• _What to work on_
Reproduce each record below exactly as written.

***** Exercise materials *****

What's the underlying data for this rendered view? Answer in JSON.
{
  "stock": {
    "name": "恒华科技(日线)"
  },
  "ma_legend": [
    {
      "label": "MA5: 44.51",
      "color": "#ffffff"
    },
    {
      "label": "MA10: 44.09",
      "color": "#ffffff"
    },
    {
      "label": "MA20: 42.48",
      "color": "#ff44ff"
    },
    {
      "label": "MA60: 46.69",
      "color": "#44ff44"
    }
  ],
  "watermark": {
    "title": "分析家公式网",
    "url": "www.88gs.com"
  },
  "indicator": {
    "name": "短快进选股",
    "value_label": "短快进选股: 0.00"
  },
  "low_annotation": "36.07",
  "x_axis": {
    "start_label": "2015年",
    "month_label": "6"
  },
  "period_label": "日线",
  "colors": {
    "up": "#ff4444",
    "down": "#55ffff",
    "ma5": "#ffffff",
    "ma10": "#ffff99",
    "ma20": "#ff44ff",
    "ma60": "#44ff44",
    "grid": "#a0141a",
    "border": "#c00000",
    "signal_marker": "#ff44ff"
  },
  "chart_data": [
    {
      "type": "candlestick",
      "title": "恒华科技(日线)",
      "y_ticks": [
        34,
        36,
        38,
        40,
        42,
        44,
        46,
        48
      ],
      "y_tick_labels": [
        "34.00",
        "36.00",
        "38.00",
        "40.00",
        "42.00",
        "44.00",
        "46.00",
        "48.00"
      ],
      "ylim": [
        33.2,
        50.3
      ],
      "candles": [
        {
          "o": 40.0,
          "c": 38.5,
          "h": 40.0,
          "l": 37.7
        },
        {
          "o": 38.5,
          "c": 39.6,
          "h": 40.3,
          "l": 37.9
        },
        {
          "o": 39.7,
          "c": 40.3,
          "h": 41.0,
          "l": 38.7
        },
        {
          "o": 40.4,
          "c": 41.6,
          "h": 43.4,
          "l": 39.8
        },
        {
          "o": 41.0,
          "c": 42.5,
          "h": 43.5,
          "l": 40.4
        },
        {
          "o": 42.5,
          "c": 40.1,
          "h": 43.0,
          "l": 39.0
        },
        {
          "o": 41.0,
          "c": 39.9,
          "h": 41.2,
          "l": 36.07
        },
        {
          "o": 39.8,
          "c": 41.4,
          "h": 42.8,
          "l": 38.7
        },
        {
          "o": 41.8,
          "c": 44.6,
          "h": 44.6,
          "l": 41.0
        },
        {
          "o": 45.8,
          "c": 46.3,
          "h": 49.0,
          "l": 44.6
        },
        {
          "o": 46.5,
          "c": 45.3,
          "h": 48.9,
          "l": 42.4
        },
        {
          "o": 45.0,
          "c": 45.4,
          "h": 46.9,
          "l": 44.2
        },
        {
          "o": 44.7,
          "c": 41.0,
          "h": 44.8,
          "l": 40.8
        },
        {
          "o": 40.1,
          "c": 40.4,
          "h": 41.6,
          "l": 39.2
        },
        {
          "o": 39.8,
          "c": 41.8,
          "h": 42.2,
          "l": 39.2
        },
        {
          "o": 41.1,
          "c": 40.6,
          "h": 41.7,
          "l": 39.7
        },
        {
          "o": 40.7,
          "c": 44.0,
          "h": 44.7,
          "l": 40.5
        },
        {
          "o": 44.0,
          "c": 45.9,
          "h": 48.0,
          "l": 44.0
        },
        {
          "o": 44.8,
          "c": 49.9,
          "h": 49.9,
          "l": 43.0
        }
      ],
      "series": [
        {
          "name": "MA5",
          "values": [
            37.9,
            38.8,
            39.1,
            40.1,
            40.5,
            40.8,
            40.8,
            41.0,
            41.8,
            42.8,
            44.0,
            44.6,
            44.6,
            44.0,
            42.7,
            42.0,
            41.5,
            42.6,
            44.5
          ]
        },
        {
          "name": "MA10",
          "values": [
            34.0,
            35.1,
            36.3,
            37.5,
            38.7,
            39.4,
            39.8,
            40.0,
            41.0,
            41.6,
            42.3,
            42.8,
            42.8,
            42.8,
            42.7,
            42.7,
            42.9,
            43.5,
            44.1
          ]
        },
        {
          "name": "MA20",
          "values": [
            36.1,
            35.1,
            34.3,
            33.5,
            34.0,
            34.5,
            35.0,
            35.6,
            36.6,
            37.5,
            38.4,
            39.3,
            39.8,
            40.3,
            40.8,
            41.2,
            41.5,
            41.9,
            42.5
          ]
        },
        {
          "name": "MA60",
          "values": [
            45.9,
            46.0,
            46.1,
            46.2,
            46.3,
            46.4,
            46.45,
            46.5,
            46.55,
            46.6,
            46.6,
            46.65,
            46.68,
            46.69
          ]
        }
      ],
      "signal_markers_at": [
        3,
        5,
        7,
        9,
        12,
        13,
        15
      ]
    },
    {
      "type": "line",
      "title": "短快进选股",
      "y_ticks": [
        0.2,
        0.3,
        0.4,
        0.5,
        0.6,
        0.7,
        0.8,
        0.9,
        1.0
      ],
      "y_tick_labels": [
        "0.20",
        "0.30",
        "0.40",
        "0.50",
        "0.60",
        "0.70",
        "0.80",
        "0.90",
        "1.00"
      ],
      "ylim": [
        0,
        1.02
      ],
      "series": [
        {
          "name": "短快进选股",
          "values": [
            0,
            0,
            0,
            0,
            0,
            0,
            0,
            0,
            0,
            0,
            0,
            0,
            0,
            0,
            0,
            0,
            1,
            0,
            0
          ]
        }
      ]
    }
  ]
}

*****

• _Answer_
What's the underlying data for this rendered view? Answer in JSON.
{
  "stock": {
    "name": "恒华科技(日线)"
  },
  "ma_legend": [
    {
      "label": "MA5: 44.51",
      "color": "#ffffff"
    },
    {
      "label": "MA10: 44.09",
      "color": "#ffffff"
    },
    {
      "label": "MA20: 42.48",
      "color": "#ff44ff"
    },
    {
      "label": "MA60: 46.69",
      "color": "#44ff44"
    }
  ],
  "watermark": {
    "title": "分析家公式网",
    "url": "www.88gs.com"
  },
  "indicator": {
    "name": "短快进选股",
    "value_label": "短快进选股: 0.00"
  },
  "low_annotation": "36.07",
  "x_axis": {
    "start_label": "2015年",
    "month_label": "6"
  },
  "period_label": "日线",
  "colors": {
    "up": "#ff4444",
    "down": "#55ffff",
    "ma5": "#ffffff",
    "ma10": "#ffff99",
    "ma20": "#ff44ff",
    "ma60": "#44ff44",
    "grid": "#a0141a",
    "border": "#c00000",
    "signal_marker": "#ff44ff"
  },
  "chart_data": [
    {
      "type": "candlestick",
      "title": "恒华科技(日线)",
      "y_ticks": [
        34,
        36,
        38,
        40,
        42,
        44,
        46,
        48
      ],
      "y_tick_labels": [
        "34.00",
        "36.00",
        "38.00",
        "40.00",
        "42.00",
        "44.00",
        "46.00",
        "48.00"
      ],
      "ylim": [
        33.2,
        50.3
      ],
      "candles": [
        {
          "o": 40.0,
          "c": 38.5,
          "h": 40.0,
          "l": 37.7
        },
        {
          "o": 38.5,
          "c": 39.6,
          "h": 40.3,
          "l": 37.9
        },
        {
          "o": 39.7,
          "c": 40.3,
          "h": 41.0,
          "l": 38.7
        },
        {
          "o": 40.4,
          "c": 41.6,
          "h": 43.4,
          "l": 39.8
        },
        {
          "o": 41.0,
          "c": 42.5,
          "h": 43.5,
          "l": 40.4
        },
        {
          "o": 42.5,
          "c": 40.1,
          "h": 43.0,
          "l": 39.0
        },
        {
          "o": 41.0,
          "c": 39.9,
          "h": 41.2,
          "l": 36.07
        },
        {
          "o": 39.8,
          "c": 41.4,
          "h": 42.8,
          "l": 38.7
        },
        {
          "o": 41.8,
          "c": 44.6,
          "h": 44.6,
          "l": 41.0
        },
        {
          "o": 45.8,
          "c": 46.3,
          "h": 49.0,
          "l": 44.6
        },
        {
          "o": 46.5,
          "c": 45.3,
          "h": 48.9,
          "l": 42.4
        },
        {
          "o": 45.0,
          "c": 45.4,
          "h": 46.9,
          "l": 44.2
        },
        {
          "o": 44.7,
          "c": 41.0,
          "h": 44.8,
          "l": 40.8
        },
        {
          "o": 40.1,
          "c": 40.4,
          "h": 41.6,
          "l": 39.2
        },
        {
          "o": 39.8,
          "c": 41.8,
          "h": 42.2,
          "l": 39.2
        },
        {
          "o": 41.1,
          "c": 40.6,
          "h": 41.7,
          "l": 39.7
        },
        {
          "o": 40.7,
          "c": 44.0,
          "h": 44.7,
          "l": 40.5
        },
        {
          "o": 44.0,
          "c": 45.9,
          "h": 48.0,
          "l": 44.0
        },
        {
          "o": 44.8,
          "c": 49.9,
          "h": 49.9,
          "l": 43.0
        }
      ],
      "series": [
        {
          "name": "MA5",
          "values": [
            37.9,
            38.8,
            39.1,
            40.1,
            40.5,
            40.8,
            40.8,
            41.0,
            41.8,
            42.8,
            44.0,
            44.6,
            44.6,
            44.0,
            42.7,
            42.0,
            41.5,
            42.6,
            44.5
          ]
        },
        {
          "name": "MA10",
          "values": [
            34.0,
            35.1,
            36.3,
            37.5,
            38.7,
            39.4,
            39.8,
            40.0,
            41.0,
            41.6,
            42.3,
            42.8,
            42.8,
            42.8,
            42.7,
            42.7,
            42.9,
            43.5,
            44.1
          ]
        },
        {
          "name": "MA20",
          "values": [
            36.1,
            35.1,
            34.3,
            33.5,
            34.0,
            34.5,
            35.0,
            35.6,
            36.6,
            37.5,
            38.4,
            39.3,
            39.8,
            40.3,
            40.8,
            41.2,
            41.5,
            41.9,
            42.5
          ]
        },
        {
          "name": "MA60",
          "values": [
            45.9,
            46.0,
            46.1,
            46.2,
            46.3,
            46.4,
            46.45,
            46.5,
            46.55,
            46.6,
            46.6,
            46.65,
            46.68,
            46.69
          ]
        }
      ],
      "signal_markers_at": [
        3,
        5,
        7,
        9,
        12,
        13,
        15
      ]
    },
    {
      "type": "line",
      "title": "短快进选股",
      "y_ticks": [
        0.2,
        0.3,
        0.4,
        0.5,
        0.6,
        0.7,
        0.8,
        0.9,
        1.0
      ],
      "y_tick_labels": [
        "0.20",
        "0.30",
        "0.40",
        "0.50",
        "0.60",
        "0.70",
        "0.80",
        "0.90",
        "1.00"
      ],
      "ylim": [
        0,
        1.02
      ],
      "series": [
        {
          "name": "短快进选股",
          "values": [
            0,
            0,
            0,
            0,
            0,
            0,
            0,
            0,
            0,
            0,
            0,
            0,
            0,
            0,
            0,
            0,
            1,
            0,
            0
          ]
        }
      ]
    }
  ]
}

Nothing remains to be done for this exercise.